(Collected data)
----------

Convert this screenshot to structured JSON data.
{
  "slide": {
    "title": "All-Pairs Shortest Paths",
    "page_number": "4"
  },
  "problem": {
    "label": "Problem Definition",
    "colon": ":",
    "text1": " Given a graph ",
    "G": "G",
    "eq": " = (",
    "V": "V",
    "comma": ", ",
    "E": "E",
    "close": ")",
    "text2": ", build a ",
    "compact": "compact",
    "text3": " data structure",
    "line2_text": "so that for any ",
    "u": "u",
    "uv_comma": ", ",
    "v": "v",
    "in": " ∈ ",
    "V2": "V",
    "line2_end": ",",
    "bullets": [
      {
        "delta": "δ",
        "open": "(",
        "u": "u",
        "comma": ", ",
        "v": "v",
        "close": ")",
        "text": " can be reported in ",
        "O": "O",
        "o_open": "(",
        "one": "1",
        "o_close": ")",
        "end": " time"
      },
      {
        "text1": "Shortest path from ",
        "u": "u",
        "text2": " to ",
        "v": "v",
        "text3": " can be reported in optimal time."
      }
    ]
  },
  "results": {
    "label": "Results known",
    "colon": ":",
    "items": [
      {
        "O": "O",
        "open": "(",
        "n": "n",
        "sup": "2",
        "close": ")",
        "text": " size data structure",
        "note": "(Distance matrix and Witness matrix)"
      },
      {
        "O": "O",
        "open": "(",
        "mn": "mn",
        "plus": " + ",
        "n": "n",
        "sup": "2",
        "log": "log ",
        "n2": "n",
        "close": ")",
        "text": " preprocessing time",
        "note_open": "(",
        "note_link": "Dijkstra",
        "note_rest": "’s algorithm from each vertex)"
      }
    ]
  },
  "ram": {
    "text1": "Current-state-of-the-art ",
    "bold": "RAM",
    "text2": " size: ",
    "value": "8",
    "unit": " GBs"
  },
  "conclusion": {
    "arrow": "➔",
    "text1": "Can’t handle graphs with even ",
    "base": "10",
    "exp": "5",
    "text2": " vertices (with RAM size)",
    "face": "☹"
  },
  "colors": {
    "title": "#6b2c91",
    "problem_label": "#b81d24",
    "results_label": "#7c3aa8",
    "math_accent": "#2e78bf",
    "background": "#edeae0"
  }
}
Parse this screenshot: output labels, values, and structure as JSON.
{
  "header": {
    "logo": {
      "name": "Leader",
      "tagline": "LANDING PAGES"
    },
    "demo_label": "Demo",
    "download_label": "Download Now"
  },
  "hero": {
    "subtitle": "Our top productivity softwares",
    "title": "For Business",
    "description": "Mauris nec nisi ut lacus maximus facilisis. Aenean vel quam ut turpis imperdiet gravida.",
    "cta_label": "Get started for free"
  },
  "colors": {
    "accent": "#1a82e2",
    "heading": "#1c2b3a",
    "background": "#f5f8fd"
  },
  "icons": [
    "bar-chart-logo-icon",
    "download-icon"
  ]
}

----------

:: REQUIRED WORK ::
Your task is to retype all the records above with nothing left out.

:: RESPONSE ::
Convert this screenshot to structured JSON data.
{
  "slide": {
    "title": "All-Pairs Shortest Paths",
    "page_number": "4"
  },
  "problem": {
    "label": "Problem Definition",
    "colon": ":",
    "text1": " Given a graph ",
    "G": "G",
    "eq": " = (",
    "V": "V",
    "comma": ", ",
    "E": "E",
    "close": ")",
    "text2": ", build a ",
    "compact": "compact",
    "text3": " data structure",
    "line2_text": "so that for any ",
    "u": "u",
    "uv_comma": ", ",
    "v": "v",
    "in": " ∈ ",
    "V2": "V",
    "line2_end": ",",
    "bullets": [
      {
        "delta": "δ",
        "open": "(",
        "u": "u",
        "comma": ", ",
        "v": "v",
        "close": ")",
        "text": " can be reported in ",
        "O": "O",
        "o_open": "(",
        "one": "1",
        "o_close": ")",
        "end": " time"
      },
      {
        "text1": "Shortest path from ",
        "u": "u",
        "text2": " to ",
        "v": "v",
        "text3": " can be reported in optimal time."
      }
    ]
  },
  "results": {
    "label": "Results known",
    "colon": ":",
    "items": [
      {
        "O": "O",
        "open": "(",
        "n": "n",
        "sup": "2",
        "close": ")",
        "text": " size data structure",
        "note": "(Distance matrix and Witness matrix)"
      },
      {
        "O": "O",
        "open": "(",
        "mn": "mn",
        "plus": " + ",
        "n": "n",
        "sup": "2",
        "log": "log ",
        "n2": "n",
        "close": ")",
        "text": " preprocessing time",
        "note_open": "(",
        "note_link": "Dijkstra",
        "note_rest": "’s algorithm from each vertex)"
      }
    ]
  },
  "ram": {
    "text1": "Current-state-of-the-art ",
    "bold": "RAM",
    "text2": " size: ",
    "value": "8",
    "unit": " GBs"
  },
  "conclusion": {
    "arrow": "➔",
    "text1": "Can’t handle graphs with even ",
    "base": "10",
    "exp": "5",
    "text2": " vertices (with RAM size)",
    "face": "☹"
  },
  "colors": {
    "title": "#6b2c91",
    "problem_label": "#b81d24",
    "results_label": "#7c3aa8",
    "math_accent": "#2e78bf",
    "background": "#edeae0"
  }
}
Parse this screenshot: output labels, values, and structure as JSON.
{
  "header": {
    "logo": {
      "name": "Leader",
      "tagline": "LANDING PAGES"
    },
    "demo_label": "Demo",
    "download_label": "Download Now"
  },
  "hero": {
    "subtitle": "Our top productivity softwares",
    "title": "For Business",
    "description": "Mauris nec nisi ut lacus maximus facilisis. Aenean vel quam ut turpis imperdiet gravida.",
    "cta_label": "Get started for free"
  },
  "colors": {
    "accent": "#1a82e2",
    "heading": "#1c2b3a",
    "background": "#f5f8fd"
  },
  "icons": [
    "bar-chart-logo-icon",
    "download-icon"
  ]
}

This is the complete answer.